* [Task]:
Below are some entries; can you quote all of them exactly?

(Saved entries)
•••

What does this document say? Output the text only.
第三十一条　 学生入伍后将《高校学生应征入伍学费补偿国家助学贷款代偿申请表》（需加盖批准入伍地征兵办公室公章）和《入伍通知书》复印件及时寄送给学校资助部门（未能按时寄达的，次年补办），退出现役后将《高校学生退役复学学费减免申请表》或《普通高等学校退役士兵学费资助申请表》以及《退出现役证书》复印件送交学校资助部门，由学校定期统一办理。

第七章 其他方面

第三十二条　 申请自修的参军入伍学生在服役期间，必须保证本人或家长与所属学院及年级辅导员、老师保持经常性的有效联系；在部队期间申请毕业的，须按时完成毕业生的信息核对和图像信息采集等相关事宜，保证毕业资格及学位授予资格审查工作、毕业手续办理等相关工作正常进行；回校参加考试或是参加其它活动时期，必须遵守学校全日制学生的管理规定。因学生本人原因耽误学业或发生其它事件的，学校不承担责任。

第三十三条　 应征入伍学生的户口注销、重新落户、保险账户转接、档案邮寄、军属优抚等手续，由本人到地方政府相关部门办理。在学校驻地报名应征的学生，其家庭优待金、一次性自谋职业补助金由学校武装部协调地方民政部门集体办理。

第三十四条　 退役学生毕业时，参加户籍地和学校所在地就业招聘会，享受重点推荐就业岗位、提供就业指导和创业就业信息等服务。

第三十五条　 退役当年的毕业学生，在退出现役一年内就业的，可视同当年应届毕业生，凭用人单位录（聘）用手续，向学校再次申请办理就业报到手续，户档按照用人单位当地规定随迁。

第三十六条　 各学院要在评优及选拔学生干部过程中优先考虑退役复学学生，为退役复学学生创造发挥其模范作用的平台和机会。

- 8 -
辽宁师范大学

•••

* [Task response]:
What does this document say? Output the text only.
第三十一条　 学生入伍后将《高校学生应征入伍学费补偿国家助学贷款代偿申请表》（需加盖批准入伍地征兵办公室公章）和《入伍通知书》复印件及时寄送给学校资助部门（未能按时寄达的，次年补办），退出现役后将《高校学生退役复学学费减免申请表》或《普通高等学校退役士兵学费资助申请表》以及《退出现役证书》复印件送交学校资助部门，由学校定期统一办理。

第七章 其他方面

第三十二条　 申请自修的参军入伍学生在服役期间，必须保证本人或家长与所属学院及年级辅导员、老师保持经常性的有效联系；在部队期间申请毕业的，须按时完成毕业生的信息核对和图像信息采集等相关事宜，保证毕业资格及学位授予资格审查工作、毕业手续办理等相关工作正常进行；回校参加考试或是参加其它活动时期，必须遵守学校全日制学生的管理规定。因学生本人原因耽误学业或发生其它事件的，学校不承担责任。

第三十三条　 应征入伍学生的户口注销、重新落户、保险账户转接、档案邮寄、军属优抚等手续，由本人到地方政府相关部门办理。在学校驻地报名应征的学生，其家庭优待金、一次性自谋职业补助金由学校武装部协调地方民政部门集体办理。

第三十四条　 退役学生毕业时，参加户籍地和学校所在地就业招聘会，享受重点推荐就业岗位、提供就业指导和创业就业信息等服务。

第三十五条　 退役当年的毕业学生，在退出现役一年内就业的，可视同当年应届毕业生，凭用人单位录（聘）用手续，向学校再次申请办理就业报到手续，户档按照用人单位当地规定随迁。

第三十六条　 各学院要在评优及选拔学生干部过程中优先考虑退役复学学生，为退役复学学生创造发挥其模范作用的平台和机会。

- 8 -
辽宁师范大学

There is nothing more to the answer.